## Written task
Below are some entries. Output each one exactly as it appears.

## Records supplied
━━━━━━━━━━━━━━━━

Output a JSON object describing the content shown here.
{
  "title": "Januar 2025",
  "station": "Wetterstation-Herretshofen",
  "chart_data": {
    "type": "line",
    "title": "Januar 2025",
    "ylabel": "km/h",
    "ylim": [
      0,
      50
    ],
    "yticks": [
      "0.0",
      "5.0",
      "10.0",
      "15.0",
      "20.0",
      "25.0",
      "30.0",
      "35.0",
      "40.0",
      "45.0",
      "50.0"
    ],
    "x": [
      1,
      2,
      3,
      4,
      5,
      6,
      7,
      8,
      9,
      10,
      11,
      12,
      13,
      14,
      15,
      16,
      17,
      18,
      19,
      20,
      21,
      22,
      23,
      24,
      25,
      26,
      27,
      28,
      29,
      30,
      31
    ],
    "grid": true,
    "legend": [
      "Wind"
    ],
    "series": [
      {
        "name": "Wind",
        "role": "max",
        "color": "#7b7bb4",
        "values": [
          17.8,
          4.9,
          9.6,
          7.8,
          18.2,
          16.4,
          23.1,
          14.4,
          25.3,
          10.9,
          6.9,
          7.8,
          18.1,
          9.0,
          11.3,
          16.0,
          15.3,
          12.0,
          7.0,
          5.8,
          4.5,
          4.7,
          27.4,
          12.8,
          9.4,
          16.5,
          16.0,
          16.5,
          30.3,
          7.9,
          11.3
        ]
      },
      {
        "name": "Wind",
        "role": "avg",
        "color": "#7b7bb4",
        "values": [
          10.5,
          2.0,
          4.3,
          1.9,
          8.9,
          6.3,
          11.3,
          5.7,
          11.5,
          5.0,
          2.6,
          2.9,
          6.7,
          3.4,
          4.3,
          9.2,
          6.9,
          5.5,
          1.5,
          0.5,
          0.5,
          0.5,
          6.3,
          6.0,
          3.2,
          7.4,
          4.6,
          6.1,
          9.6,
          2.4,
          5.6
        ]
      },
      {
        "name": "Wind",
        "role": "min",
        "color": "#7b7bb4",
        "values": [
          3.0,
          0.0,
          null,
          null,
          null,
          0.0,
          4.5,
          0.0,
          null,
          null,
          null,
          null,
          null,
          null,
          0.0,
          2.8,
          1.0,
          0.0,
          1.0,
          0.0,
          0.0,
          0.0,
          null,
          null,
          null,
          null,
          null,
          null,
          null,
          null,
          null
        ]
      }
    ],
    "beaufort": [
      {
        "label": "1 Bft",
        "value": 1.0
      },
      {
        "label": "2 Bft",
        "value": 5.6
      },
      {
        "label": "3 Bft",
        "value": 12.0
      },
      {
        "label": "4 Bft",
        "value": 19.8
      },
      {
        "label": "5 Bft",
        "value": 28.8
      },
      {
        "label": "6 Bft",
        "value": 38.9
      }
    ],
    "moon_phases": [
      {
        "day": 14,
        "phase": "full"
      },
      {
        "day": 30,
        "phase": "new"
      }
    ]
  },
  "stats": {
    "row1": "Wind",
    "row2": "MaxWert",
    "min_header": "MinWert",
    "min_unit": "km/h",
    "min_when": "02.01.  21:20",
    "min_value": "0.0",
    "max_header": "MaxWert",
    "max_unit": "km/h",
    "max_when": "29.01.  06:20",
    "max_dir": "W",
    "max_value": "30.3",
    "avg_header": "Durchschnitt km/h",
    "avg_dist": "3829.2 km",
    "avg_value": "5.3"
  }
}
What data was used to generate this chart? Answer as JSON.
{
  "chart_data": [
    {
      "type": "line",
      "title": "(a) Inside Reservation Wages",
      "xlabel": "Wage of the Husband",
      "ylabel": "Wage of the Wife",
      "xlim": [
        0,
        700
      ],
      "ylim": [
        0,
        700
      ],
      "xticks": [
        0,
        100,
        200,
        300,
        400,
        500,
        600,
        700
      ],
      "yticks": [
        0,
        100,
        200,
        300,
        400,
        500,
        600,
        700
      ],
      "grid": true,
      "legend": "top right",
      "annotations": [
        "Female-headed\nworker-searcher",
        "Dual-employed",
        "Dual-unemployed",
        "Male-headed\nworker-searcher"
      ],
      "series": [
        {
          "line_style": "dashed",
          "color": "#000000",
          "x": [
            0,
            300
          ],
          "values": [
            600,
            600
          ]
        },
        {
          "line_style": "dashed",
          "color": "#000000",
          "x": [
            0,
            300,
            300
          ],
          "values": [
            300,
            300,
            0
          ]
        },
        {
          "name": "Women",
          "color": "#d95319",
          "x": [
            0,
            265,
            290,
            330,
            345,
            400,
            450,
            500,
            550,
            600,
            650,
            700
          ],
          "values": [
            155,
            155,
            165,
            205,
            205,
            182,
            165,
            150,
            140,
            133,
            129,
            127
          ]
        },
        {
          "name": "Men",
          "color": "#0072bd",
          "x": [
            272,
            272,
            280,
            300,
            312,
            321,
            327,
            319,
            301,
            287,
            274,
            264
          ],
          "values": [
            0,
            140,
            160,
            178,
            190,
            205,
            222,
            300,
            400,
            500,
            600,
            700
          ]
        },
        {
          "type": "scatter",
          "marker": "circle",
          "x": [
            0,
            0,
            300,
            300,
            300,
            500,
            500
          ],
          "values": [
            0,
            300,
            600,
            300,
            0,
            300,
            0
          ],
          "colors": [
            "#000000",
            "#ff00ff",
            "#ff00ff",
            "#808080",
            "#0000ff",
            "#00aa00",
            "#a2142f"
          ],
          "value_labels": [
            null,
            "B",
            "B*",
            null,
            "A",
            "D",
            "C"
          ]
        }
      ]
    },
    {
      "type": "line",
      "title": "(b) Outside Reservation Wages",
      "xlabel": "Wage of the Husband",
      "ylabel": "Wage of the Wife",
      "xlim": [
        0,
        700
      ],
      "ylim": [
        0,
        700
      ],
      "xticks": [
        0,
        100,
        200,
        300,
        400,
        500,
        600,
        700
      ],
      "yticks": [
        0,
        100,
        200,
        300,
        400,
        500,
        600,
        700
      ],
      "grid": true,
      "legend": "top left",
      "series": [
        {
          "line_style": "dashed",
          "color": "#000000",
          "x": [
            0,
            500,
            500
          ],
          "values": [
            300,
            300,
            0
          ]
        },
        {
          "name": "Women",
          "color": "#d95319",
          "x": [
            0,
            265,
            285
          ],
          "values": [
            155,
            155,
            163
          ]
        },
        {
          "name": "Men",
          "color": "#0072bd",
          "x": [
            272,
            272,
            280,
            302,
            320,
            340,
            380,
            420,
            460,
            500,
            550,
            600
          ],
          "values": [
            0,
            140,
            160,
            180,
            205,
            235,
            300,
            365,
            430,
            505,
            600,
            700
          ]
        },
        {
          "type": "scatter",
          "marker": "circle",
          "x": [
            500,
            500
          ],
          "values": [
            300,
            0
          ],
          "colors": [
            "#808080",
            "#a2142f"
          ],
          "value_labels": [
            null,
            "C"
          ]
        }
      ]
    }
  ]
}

━━━━━━━━━━━━━━━━

## Result of this task
Output a JSON object describing the content shown here.
{
  "title": "Januar 2025",
  "station": "Wetterstation-Herretshofen",
  "chart_data": {
    "type": "line",
    "title": "Januar 2025",
    "ylabel": "km/h",
    "ylim": [
      0,
      50
    ],
    "yticks": [
      "0.0",
      "5.0",
      "10.0",
      "15.0",
      "20.0",
      "25.0",
      "30.0",
      "35.0",
      "40.0",
      "45.0",
      "50.0"
    ],
    "x": [
      1,
      2,
      3,
      4,
      5,
      6,
      7,
      8,
      9,
      10,
      11,
      12,
      13,
      14,
      15,
      16,
      17,
      18,
      19,
      20,
      21,
      22,
      23,
      24,
      25,
      26,
      27,
      28,
      29,
      30,
      31
    ],
    "grid": true,
    "legend": [
      "Wind"
    ],
    "series": [
      {
        "name": "Wind",
        "role": "max",
        "color": "#7b7bb4",
        "values": [
          17.8,
          4.9,
          9.6,
          7.8,
          18.2,
          16.4,
          23.1,
          14.4,
          25.3,
          10.9,
          6.9,
          7.8,
          18.1,
          9.0,
          11.3,
          16.0,
          15.3,
          12.0,
          7.0,
          5.8,
          4.5,
          4.7,
          27.4,
          12.8,
          9.4,
          16.5,
          16.0,
          16.5,
          30.3,
          7.9,
          11.3
        ]
      },
      {
        "name": "Wind",
        "role": "avg",
        "color": "#7b7bb4",
        "values": [
          10.5,
          2.0,
          4.3,
          1.9,
          8.9,
          6.3,
          11.3,
          5.7,
          11.5,
          5.0,
          2.6,
          2.9,
          6.7,
          3.4,
          4.3,
          9.2,
          6.9,
          5.5,
          1.5,
          0.5,
          0.5,
          0.5,
          6.3,
          6.0,
          3.2,
          7.4,
          4.6,
          6.1,
          9.6,
          2.4,
          5.6
        ]
      },
      {
        "name": "Wind",
        "role": "min",
        "color": "#7b7bb4",
        "values": [
          3.0,
          0.0,
          null,
          null,
          null,
          0.0,
          4.5,
          0.0,
          null,
          null,
          null,
          null,
          null,
          null,
          0.0,
          2.8,
          1.0,
          0.0,
          1.0,
          0.0,
          0.0,
          0.0,
          null,
          null,
          null,
          null,
          null,
          null,
          null,
          null,
          null
        ]
      }
    ],
    "beaufort": [
      {
        "label": "1 Bft",
        "value": 1.0
      },
      {
        "label": "2 Bft",
        "value": 5.6
      },
      {
        "label": "3 Bft",
        "value": 12.0
      },
      {
        "label": "4 Bft",
        "value": 19.8
      },
      {
        "label": "5 Bft",
        "value": 28.8
      },
      {
        "label": "6 Bft",
        "value": 38.9
      }
    ],
    "moon_phases": [
      {
        "day": 14,
        "phase": "full"
      },
      {
        "day": 30,
        "phase": "new"
      }
    ]
  },
  "stats": {
    "row1": "Wind",
    "row2": "MaxWert",
    "min_header": "MinWert",
    "min_unit": "km/h",
    "min_when": "02.01.  21:20",
    "min_value": "0.0",
    "max_header": "MaxWert",
    "max_unit": "km/h",
    "max_when": "29.01.  06:20",
    "max_dir": "W",
    "max_value": "30.3",
    "avg_header": "Durchschnitt km/h",
    "avg_dist": "3829.2 km",
    "avg_value": "5.3"
  }
}
What data was used to generate this chart? Answer as JSON.
{
  "chart_data": [
    {
      "type": "line",
      "title": "(a) Inside Reservation Wages",
      "xlabel": "Wage of the Husband",
      "ylabel": "Wage of the Wife",
      "xlim": [
        0,
        700
      ],
      "ylim": [
        0,
        700
      ],
      "xticks": [
        0,
        100,
        200,
        300,
        400,
        500,
        600,
        700
      ],
      "yticks": [
        0,
        100,
        200,
        300,
        400,
        500,
        600,
        700
      ],
      "grid": true,
      "legend": "top right",
      "annotations": [
        "Female-headed\nworker-searcher",
        "Dual-employed",
        "Dual-unemployed",
        "Male-headed\nworker-searcher"
      ],
      "series": [
        {
          "line_style": "dashed",
          "color": "#000000",
          "x": [
            0,
            300
          ],
          "values": [
            600,
            600
          ]
        },
        {
          "line_style": "dashed",
          "color": "#000000",
          "x": [
            0,
            300,
            300
          ],
          "values": [
            300,
            300,
            0
          ]
        },
        {
          "name": "Women",
          "color": "#d95319",
          "x": [
            0,
            265,
            290,
            330,
            345,
            400,
            450,
            500,
            550,
            600,
            650,
            700
          ],
          "values": [
            155,
            155,
            165,
            205,
            205,
            182,
            165,
            150,
            140,
            133,
            129,
            127
          ]
        },
        {
          "name": "Men",
          "color": "#0072bd",
          "x": [
            272,
            272,
            280,
            300,
            312,
            321,
            327,
            319,
            301,
            287,
            274,
            264
          ],
          "values": [
            0,
            140,
            160,
            178,
            190,
            205,
            222,
            300,
            400,
            500,
            600,
            700
          ]
        },
        {
          "type": "scatter",
          "marker": "circle",
          "x": [
            0,
            0,
            300,
            300,
            300,
            500,
            500
          ],
          "values": [
            0,
            300,
            600,
            300,
            0,
            300,
            0
          ],
          "colors": [
            "#000000",
            "#ff00ff",
            "#ff00ff",
            "#808080",
            "#0000ff",
            "#00aa00",
            "#a2142f"
          ],
          "value_labels": [
            null,
            "B",
            "B*",
            null,
            "A",
            "D",
            "C"
          ]
        }
      ]
    },
    {
      "type": "line",
      "title": "(b) Outside Reservation Wages",
      "xlabel": "Wage of the Husband",
      "ylabel": "Wage of the Wife",
      "xlim": [
        0,
        700
      ],
      "ylim": [
        0,
        700
      ],
      "xticks": [
        0,
        100,
        200,
        300,
        400,
        500,
        600,
        700
      ],
      "yticks": [
        0,
        100,
        200,
        300,
        400,
        500,
        600,
        700
      ],
      "grid": true,
      "legend": "top left",
      "series": [
        {
          "line_style": "dashed",
          "color": "#000000",
          "x": [
            0,
            500,
            500
          ],
          "values": [
            300,
            300,
            0
          ]
        },
        {
          "name": "Women",
          "color": "#d95319",
          "x": [
            0,
            265,
            285
          ],
          "values": [
            155,
            155,
            163
          ]
        },
        {
          "name": "Men",
          "color": "#0072bd",
          "x": [
            272,
            272,
            280,
            302,
            320,
            340,
            380,
            420,
            460,
            500,
            550,
            600
          ],
          "values": [
            0,
            140,
            160,
            180,
            205,
            235,
            300,
            365,
            430,
            505,
            600,
            700
          ]
        },
        {
          "type": "scatter",
          "marker": "circle",
          "x": [
            500,
            500
          ],
          "values": [
            300,
            0
          ],
          "colors": [
            "#808080",
            "#a2142f"
          ],
          "value_labels": [
            null,
            "C"
          ]
        }
      ]
    }
  ]
}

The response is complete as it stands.